##### DATA SECTION #####
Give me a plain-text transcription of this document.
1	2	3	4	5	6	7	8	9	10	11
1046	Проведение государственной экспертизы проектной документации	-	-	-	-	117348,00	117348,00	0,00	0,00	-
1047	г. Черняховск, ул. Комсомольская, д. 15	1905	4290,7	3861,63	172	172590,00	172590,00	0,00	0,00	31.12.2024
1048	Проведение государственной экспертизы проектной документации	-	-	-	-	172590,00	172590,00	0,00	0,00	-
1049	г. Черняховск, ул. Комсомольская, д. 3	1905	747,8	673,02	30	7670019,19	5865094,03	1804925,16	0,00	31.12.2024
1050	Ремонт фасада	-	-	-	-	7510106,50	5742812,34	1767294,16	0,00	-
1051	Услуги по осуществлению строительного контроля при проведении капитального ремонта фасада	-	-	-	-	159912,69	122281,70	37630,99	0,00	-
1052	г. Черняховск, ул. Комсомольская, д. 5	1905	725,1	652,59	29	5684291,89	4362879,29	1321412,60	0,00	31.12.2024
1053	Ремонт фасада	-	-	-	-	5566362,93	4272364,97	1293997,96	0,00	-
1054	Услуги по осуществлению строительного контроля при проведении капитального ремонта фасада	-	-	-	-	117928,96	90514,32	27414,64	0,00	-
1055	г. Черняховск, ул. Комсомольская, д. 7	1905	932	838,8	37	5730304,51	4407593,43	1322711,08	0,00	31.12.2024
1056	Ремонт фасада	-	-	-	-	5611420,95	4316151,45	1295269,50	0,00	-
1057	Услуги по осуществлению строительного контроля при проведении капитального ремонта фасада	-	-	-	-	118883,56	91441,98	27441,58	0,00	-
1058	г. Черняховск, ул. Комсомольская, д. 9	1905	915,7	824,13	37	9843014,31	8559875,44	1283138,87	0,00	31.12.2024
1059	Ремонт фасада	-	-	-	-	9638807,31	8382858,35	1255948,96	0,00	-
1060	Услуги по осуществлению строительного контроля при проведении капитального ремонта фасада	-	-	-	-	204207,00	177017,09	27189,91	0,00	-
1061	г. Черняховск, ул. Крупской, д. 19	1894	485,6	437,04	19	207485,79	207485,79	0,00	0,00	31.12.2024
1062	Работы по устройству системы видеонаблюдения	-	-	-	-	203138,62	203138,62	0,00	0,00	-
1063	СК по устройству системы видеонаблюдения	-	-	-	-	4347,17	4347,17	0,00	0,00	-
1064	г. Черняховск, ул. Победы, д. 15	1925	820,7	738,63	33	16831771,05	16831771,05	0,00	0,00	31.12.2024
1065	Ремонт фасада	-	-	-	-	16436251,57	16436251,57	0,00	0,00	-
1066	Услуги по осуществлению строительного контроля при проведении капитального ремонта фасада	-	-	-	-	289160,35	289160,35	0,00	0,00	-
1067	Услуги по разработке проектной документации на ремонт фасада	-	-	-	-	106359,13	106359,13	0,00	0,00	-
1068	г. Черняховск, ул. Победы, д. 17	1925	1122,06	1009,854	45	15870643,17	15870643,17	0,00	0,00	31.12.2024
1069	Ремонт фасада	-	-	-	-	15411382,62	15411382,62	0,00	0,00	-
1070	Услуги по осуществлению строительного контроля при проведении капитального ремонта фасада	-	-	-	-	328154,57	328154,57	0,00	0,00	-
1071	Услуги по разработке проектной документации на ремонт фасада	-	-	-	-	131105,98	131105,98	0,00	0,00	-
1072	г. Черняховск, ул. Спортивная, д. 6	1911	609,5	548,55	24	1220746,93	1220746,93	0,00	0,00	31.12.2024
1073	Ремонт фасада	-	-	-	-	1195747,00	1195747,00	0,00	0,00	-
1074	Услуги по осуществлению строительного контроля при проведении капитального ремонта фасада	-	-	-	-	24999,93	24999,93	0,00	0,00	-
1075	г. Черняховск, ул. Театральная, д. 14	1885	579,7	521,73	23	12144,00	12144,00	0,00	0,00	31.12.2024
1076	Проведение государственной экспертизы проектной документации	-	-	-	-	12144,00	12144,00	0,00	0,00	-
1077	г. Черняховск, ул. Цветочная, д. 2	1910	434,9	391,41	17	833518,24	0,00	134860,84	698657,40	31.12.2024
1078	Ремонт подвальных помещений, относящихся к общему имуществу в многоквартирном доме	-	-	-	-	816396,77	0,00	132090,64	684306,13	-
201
#####
Across the preceding material, how many lines contain the word "экспертизы"? State the number alone.

> **SOLUTION TO THIS EXERCISE**: 3